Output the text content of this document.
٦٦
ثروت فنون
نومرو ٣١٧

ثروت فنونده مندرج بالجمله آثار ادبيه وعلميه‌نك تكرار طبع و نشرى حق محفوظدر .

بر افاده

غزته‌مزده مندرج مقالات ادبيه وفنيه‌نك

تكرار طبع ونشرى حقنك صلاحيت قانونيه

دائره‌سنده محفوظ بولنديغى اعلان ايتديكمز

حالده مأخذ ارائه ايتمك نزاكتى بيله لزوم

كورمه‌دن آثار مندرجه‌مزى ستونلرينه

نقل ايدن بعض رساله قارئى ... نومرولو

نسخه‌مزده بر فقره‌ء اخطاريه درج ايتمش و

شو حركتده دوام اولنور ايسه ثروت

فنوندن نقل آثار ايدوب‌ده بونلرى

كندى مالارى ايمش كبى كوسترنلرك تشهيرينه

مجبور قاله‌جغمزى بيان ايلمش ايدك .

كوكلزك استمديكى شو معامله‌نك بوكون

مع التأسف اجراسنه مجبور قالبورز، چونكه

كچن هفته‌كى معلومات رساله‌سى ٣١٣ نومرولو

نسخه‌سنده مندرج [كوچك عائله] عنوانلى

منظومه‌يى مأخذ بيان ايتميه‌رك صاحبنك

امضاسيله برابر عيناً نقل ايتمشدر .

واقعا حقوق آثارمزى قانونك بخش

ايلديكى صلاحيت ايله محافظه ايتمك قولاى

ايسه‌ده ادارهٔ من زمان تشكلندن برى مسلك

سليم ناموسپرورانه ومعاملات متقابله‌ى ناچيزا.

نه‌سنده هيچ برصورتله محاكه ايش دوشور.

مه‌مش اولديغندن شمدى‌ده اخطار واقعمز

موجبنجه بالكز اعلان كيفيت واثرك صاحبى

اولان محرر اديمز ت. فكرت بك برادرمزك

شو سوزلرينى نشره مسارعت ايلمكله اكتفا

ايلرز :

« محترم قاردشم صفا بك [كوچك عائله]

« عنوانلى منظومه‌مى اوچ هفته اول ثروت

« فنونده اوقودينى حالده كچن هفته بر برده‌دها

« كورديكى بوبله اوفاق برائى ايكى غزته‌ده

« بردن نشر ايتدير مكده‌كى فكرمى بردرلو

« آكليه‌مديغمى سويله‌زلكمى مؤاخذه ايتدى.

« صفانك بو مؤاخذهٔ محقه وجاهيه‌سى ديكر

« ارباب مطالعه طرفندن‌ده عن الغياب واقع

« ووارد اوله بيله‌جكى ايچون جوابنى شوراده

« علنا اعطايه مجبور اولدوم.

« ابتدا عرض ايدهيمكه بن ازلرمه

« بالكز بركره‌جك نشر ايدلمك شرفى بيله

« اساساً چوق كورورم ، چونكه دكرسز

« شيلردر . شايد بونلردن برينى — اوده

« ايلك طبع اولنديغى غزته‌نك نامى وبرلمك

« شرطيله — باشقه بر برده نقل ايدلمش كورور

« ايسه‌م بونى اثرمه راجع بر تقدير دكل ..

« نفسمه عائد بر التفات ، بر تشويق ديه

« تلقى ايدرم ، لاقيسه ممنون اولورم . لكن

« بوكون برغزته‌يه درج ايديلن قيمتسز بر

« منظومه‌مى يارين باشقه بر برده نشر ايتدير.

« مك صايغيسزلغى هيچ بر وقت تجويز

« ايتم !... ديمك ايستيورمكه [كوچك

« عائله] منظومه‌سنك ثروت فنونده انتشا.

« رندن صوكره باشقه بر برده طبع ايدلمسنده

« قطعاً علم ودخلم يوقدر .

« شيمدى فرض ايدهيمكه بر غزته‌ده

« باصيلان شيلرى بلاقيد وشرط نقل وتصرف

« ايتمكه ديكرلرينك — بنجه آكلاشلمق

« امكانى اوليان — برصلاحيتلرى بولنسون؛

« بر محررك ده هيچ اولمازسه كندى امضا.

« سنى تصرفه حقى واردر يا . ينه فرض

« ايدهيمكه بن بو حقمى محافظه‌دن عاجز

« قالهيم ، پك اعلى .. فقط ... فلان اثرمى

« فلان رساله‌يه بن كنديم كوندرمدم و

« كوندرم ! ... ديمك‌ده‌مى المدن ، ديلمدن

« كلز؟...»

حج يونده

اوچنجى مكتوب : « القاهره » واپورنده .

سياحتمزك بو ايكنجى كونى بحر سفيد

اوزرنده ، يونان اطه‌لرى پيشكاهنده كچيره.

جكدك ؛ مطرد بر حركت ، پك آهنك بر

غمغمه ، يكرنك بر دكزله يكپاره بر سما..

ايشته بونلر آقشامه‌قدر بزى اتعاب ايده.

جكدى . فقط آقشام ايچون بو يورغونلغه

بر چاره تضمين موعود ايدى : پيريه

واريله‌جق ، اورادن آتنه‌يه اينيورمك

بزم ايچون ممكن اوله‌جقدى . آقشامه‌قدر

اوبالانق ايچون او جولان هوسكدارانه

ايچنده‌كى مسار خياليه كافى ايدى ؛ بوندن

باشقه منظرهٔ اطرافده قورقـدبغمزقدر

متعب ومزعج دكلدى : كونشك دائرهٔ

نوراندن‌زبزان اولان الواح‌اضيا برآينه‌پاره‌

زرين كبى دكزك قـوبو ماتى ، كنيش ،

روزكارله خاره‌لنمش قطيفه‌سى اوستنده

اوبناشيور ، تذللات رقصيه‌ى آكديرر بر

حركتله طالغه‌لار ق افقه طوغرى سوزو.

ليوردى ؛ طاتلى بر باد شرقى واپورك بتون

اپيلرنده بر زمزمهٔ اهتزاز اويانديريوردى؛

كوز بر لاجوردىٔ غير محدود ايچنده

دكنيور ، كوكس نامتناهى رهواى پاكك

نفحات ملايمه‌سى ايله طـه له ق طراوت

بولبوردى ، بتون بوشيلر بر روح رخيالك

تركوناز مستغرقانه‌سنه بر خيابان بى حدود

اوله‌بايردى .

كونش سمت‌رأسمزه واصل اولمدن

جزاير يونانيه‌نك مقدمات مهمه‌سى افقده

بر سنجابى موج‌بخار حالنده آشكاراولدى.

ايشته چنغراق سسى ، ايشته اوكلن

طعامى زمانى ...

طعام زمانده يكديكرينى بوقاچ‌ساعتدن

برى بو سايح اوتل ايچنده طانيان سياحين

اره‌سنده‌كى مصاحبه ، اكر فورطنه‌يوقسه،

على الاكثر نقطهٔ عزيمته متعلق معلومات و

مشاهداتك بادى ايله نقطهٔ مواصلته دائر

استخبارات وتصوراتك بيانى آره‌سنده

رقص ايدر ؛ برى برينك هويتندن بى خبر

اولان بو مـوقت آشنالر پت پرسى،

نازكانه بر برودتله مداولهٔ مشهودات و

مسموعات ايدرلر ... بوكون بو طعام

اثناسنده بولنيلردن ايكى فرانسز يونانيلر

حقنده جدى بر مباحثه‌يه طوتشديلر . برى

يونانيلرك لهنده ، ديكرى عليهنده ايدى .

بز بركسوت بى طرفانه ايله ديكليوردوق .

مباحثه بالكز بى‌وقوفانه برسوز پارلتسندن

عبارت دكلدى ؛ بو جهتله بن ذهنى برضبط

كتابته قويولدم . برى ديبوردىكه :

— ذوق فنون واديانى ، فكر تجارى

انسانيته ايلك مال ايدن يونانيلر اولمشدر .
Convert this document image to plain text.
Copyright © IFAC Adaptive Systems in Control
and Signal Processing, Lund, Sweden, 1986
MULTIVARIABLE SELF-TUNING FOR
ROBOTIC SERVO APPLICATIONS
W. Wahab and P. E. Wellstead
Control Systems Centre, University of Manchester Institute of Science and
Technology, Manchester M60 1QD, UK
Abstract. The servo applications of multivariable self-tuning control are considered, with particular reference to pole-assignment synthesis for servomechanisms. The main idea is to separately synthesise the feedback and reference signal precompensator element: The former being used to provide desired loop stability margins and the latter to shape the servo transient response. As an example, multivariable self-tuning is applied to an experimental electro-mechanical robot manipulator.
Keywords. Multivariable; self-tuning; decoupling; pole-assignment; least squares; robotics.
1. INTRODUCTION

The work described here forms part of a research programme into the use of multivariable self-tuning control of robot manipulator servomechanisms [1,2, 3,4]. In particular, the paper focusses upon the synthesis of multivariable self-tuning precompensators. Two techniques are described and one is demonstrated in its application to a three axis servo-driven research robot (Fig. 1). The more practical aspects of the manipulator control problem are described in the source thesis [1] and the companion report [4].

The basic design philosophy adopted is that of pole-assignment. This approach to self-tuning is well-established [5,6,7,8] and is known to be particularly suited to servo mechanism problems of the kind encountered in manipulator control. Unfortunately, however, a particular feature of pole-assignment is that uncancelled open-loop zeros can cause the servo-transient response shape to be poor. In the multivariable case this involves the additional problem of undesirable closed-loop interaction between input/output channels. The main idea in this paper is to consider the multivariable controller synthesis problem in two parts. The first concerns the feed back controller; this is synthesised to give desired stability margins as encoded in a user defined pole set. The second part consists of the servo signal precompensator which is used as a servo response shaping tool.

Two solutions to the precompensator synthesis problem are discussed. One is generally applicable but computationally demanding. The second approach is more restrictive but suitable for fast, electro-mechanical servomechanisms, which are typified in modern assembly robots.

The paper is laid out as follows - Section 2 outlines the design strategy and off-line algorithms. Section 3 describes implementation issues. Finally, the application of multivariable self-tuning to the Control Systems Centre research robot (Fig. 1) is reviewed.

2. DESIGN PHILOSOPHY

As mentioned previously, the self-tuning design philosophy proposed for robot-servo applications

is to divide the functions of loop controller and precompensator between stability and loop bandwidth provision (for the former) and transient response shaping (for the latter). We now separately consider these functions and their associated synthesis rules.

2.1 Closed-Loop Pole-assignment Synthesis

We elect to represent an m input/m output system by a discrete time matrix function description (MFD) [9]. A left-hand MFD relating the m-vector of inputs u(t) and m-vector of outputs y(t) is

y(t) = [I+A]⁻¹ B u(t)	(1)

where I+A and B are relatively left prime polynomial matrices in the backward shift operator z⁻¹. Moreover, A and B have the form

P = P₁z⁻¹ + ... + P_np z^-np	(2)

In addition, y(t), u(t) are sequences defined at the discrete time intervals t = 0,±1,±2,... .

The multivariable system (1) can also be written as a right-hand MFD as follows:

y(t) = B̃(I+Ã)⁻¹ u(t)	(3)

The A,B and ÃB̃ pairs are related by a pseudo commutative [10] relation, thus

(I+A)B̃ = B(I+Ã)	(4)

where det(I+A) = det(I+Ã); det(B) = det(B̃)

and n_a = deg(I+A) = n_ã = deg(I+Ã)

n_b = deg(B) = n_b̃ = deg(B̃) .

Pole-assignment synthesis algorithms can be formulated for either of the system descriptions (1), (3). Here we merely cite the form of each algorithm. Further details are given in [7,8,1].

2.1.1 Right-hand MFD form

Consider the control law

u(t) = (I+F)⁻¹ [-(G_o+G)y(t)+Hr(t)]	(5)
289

..........

| Problem to work on |
Scan the material above. Return every line containing the string "فلان".

| Response to the task |
« قالهيم ، پك اعلى .. فقط ... فلان اثرمى
« فلان رساله‌يه بن كنديم كوندرمدم و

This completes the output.